Task objective
Copy out lines with the word "الباب" from the material that follows.

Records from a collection
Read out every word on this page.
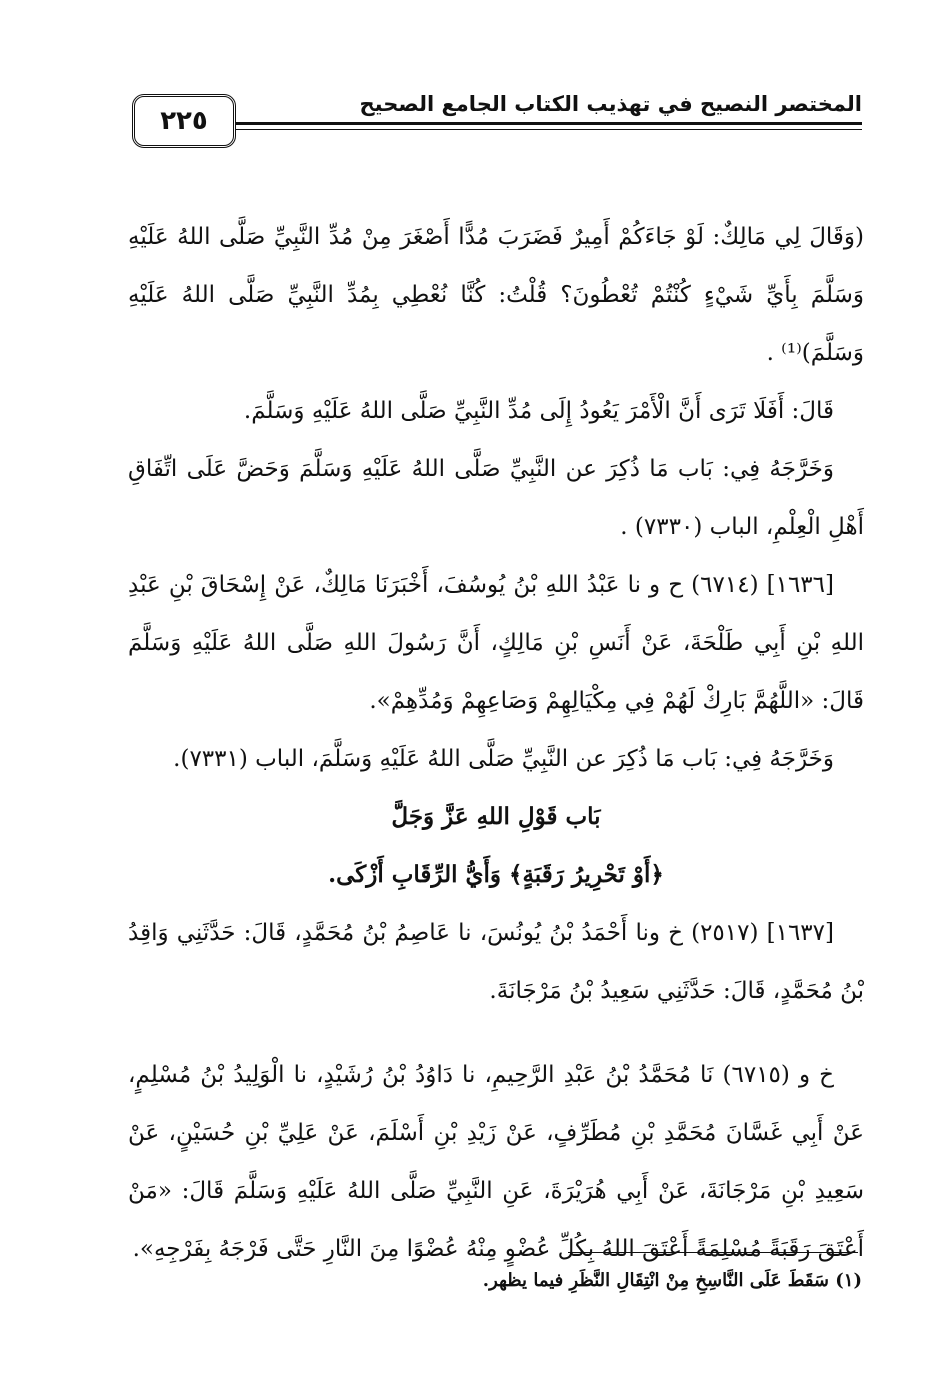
٢٢٥
المختصر النصيح في تهذيب الكتاب الجامع الصحيح

(وَقَالَ لِي مَالِكٌ: لَوْ جَاءَكُمْ أَمِيرٌ فَضَرَبَ مُدًّا أَصْغَرَ مِنْ مُدِّ النَّبِيِّ صَلَّى اللهُ عَلَيْهِ وَسَلَّمَ بِأَيِّ شَيْءٍ كُنْتُمْ تُعْطُونَ؟ قُلْتُ: كُنَّا نُعْطِي بِمُدِّ النَّبِيِّ صَلَّى اللهُ عَلَيْهِ وَسَلَّمَ)⁽¹⁾ .

قَالَ: أَفَلَا تَرَى أَنَّ الْأَمْرَ يَعُودُ إِلَى مُدِّ النَّبِيِّ صَلَّى اللهُ عَلَيْهِ وَسَلَّمَ.

وَخَرَّجَهُ فِي: بَاب مَا ذُكِرَ عن النَّبِيِّ صَلَّى اللهُ عَلَيْهِ وَسَلَّمَ وَحَضَّ عَلَى اتِّفَاقِ أَهْلِ الْعِلْمِ، الباب (٧٣٣٠) .

[١٦٣٦] (٦٧١٤) ح و نا عَبْدُ اللهِ بْنُ يُوسُفَ، أَخْبَرَنَا مَالِكٌ، عَنْ إِسْحَاقَ بْنِ عَبْدِ اللهِ بْنِ أَبِي طَلْحَةَ، عَنْ أَنَسِ بْنِ مَالِكٍ، أَنَّ رَسُولَ اللهِ صَلَّى اللهُ عَلَيْهِ وَسَلَّمَ قَالَ: «اللَّهُمَّ بَارِكْ لَهُمْ فِي مِكْيَالِهِمْ وَصَاعِهِمْ وَمُدِّهِمْ».

وَخَرَّجَهُ فِي: بَاب مَا ذُكِرَ عن النَّبِيِّ صَلَّى اللهُ عَلَيْهِ وَسَلَّمَ، الباب (٧٣٣١).

بَاب قَوْلِ اللهِ عَزَّ وَجَلَّ

﴿أَوْ تَحْرِيرُ رَقَبَةٍ﴾ وَأَيُّ الرِّقَابِ أَزْكَى.

[١٦٣٧] (٢٥١٧) خ ونا أَحْمَدُ بْنُ يُونُسَ، نا عَاصِمُ بْنُ مُحَمَّدٍ، قَالَ: حَدَّثَنِي وَاقِدُ بْنُ مُحَمَّدٍ، قَالَ: حَدَّثَنِي سَعِيدُ بْنُ مَرْجَانَةَ.

خ و (٦٧١٥) نَا مُحَمَّدُ بْنُ عَبْدِ الرَّحِيمِ، نا دَاوُدُ بْنُ رُشَيْدٍ، نا الْوَلِيدُ بْنُ مُسْلِمٍ، عَنْ أَبِي غَسَّانَ مُحَمَّدِ بْنِ مُطَرِّفٍ، عَنْ زَيْدِ بْنِ أَسْلَمَ، عَنْ عَلِيِّ بْنِ حُسَيْنٍ، عَنْ سَعِيدِ بْنِ مَرْجَانَةَ، عَنْ أَبِي هُرَيْرَةَ، عَنِ النَّبِيِّ صَلَّى اللهُ عَلَيْهِ وَسَلَّمَ قَالَ: «مَنْ أَعْتَقَ رَقَبَةً مُسْلِمَةً أَعْتَقَ اللهُ بِكُلِّ عُضْوٍ مِنْهُ عُضْوًا مِنَ النَّارِ حَتَّى فَرْجَهُ بِفَرْجِهِ».

(١) سَقَطَ عَلَى النَّاسِخِ مِنْ انْتِقَالِ النَّظَرِ فيما يظهر.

Answer
وَخَرَّجَهُ فِي: بَاب مَا ذُكِرَ عن النَّبِيِّ صَلَّى اللهُ عَلَيْهِ وَسَلَّمَ وَحَضَّ عَلَى اتِّفَاقِ أَهْلِ الْعِلْمِ، الباب (٧٣٣٠) .
وَخَرَّجَهُ فِي: بَاب مَا ذُكِرَ عن النَّبِيِّ صَلَّى اللهُ عَلَيْهِ وَسَلَّمَ، الباب (٧٣٣١).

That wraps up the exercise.